Stored entries
** start **

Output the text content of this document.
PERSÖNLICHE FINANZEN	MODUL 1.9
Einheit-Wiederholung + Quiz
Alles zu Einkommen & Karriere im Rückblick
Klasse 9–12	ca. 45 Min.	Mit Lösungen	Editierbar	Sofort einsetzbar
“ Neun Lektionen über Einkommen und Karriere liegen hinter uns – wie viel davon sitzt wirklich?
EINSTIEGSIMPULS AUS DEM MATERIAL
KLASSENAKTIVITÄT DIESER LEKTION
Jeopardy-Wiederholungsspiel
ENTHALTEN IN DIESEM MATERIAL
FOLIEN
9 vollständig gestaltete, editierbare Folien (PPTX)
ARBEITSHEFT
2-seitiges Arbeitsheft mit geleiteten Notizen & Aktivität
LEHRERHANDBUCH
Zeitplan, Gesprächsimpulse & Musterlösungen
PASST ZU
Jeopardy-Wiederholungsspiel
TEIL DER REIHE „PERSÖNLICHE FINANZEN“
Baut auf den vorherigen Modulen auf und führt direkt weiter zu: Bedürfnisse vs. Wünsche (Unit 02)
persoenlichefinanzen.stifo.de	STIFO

** end **

Reproduce the data shown above exactly.

Output the text content of this document.
PERSÖNLICHE FINANZEN	MODUL 1.9
Einheit-Wiederholung + Quiz
Alles zu Einkommen & Karriere im Rückblick
Klasse 9–12	ca. 45 Min.	Mit Lösungen	Editierbar	Sofort einsetzbar
“ Neun Lektionen über Einkommen und Karriere liegen hinter uns – wie viel davon sitzt wirklich?
EINSTIEGSIMPULS AUS DEM MATERIAL
KLASSENAKTIVITÄT DIESER LEKTION
Jeopardy-Wiederholungsspiel
ENTHALTEN IN DIESEM MATERIAL
FOLIEN
9 vollständig gestaltete, editierbare Folien (PPTX)
ARBEITSHEFT
2-seitiges Arbeitsheft mit geleiteten Notizen & Aktivität
LEHRERHANDBUCH
Zeitplan, Gesprächsimpulse & Musterlösungen
PASST ZU
Jeopardy-Wiederholungsspiel
TEIL DER REIHE „PERSÖNLICHE FINANZEN“
Baut auf den vorherigen Modulen auf und führt direkt weiter zu: Bedürfnisse vs. Wünsche (Unit 02)
persoenlichefinanzen.stifo.de	STIFO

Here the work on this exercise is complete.